> STATED EXERCISE: Reproduce the listing that follows with no differences at all.

> DATA FOR THIS TASK:

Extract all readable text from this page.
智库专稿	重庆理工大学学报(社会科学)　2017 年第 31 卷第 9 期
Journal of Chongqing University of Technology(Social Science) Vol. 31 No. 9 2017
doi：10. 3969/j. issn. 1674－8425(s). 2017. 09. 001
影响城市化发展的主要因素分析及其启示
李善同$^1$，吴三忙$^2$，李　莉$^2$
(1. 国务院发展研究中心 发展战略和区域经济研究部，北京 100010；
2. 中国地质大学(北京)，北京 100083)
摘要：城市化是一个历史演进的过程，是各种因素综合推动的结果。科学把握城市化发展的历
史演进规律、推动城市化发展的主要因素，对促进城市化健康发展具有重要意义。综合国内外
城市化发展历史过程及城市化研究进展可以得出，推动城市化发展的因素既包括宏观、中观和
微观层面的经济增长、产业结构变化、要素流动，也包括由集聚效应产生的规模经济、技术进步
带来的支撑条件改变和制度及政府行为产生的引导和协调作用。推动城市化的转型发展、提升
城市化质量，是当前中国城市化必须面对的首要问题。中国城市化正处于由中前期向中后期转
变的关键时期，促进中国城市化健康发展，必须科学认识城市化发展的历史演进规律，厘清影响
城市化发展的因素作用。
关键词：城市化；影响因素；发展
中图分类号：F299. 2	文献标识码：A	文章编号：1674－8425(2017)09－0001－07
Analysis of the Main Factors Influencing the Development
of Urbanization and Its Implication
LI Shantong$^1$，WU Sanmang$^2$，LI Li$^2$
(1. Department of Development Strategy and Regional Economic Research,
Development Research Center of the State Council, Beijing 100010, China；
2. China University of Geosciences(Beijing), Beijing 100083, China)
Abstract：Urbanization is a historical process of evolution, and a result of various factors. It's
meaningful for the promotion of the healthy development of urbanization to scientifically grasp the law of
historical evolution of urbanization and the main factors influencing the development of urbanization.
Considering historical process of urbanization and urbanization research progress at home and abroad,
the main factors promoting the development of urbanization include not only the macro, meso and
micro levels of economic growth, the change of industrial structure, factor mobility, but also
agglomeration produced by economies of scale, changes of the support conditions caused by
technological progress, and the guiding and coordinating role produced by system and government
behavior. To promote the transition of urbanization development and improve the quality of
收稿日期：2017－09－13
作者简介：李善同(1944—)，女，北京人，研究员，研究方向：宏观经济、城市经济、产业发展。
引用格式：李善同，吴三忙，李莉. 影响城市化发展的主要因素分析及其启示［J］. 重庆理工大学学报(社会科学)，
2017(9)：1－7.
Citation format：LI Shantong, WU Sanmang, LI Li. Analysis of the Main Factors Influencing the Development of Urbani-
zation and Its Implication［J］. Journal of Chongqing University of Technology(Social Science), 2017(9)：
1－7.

> OUTPUT FOR THIS EXERCISE:
Extract all readable text from this page.
智库专稿	重庆理工大学学报(社会科学)　2017 年第 31 卷第 9 期
Journal of Chongqing University of Technology(Social Science) Vol. 31 No. 9 2017
doi：10. 3969/j. issn. 1674－8425(s). 2017. 09. 001
影响城市化发展的主要因素分析及其启示
李善同$^1$，吴三忙$^2$，李　莉$^2$
(1. 国务院发展研究中心 发展战略和区域经济研究部，北京 100010；
2. 中国地质大学(北京)，北京 100083)
摘要：城市化是一个历史演进的过程，是各种因素综合推动的结果。科学把握城市化发展的历
史演进规律、推动城市化发展的主要因素，对促进城市化健康发展具有重要意义。综合国内外
城市化发展历史过程及城市化研究进展可以得出，推动城市化发展的因素既包括宏观、中观和
微观层面的经济增长、产业结构变化、要素流动，也包括由集聚效应产生的规模经济、技术进步
带来的支撑条件改变和制度及政府行为产生的引导和协调作用。推动城市化的转型发展、提升
城市化质量，是当前中国城市化必须面对的首要问题。中国城市化正处于由中前期向中后期转
变的关键时期，促进中国城市化健康发展，必须科学认识城市化发展的历史演进规律，厘清影响
城市化发展的因素作用。
关键词：城市化；影响因素；发展
中图分类号：F299. 2	文献标识码：A	文章编号：1674－8425(2017)09－0001－07
Analysis of the Main Factors Influencing the Development
of Urbanization and Its Implication
LI Shantong$^1$，WU Sanmang$^2$，LI Li$^2$
(1. Department of Development Strategy and Regional Economic Research,
Development Research Center of the State Council, Beijing 100010, China；
2. China University of Geosciences(Beijing), Beijing 100083, China)
Abstract：Urbanization is a historical process of evolution, and a result of various factors. It's
meaningful for the promotion of the healthy development of urbanization to scientifically grasp the law of
historical evolution of urbanization and the main factors influencing the development of urbanization.
Considering historical process of urbanization and urbanization research progress at home and abroad,
the main factors promoting the development of urbanization include not only the macro, meso and
micro levels of economic growth, the change of industrial structure, factor mobility, but also
agglomeration produced by economies of scale, changes of the support conditions caused by
technological progress, and the guiding and coordinating role produced by system and government
behavior. To promote the transition of urbanization development and improve the quality of
收稿日期：2017－09－13
作者简介：李善同(1944—)，女，北京人，研究员，研究方向：宏观经济、城市经济、产业发展。
引用格式：李善同，吴三忙，李莉. 影响城市化发展的主要因素分析及其启示［J］. 重庆理工大学学报(社会科学)，
2017(9)：1－7.
Citation format：LI Shantong, WU Sanmang, LI Li. Analysis of the Main Factors Influencing the Development of Urbani-
zation and Its Implication［J］. Journal of Chongqing University of Technology(Social Science), 2017(9)：
1－7.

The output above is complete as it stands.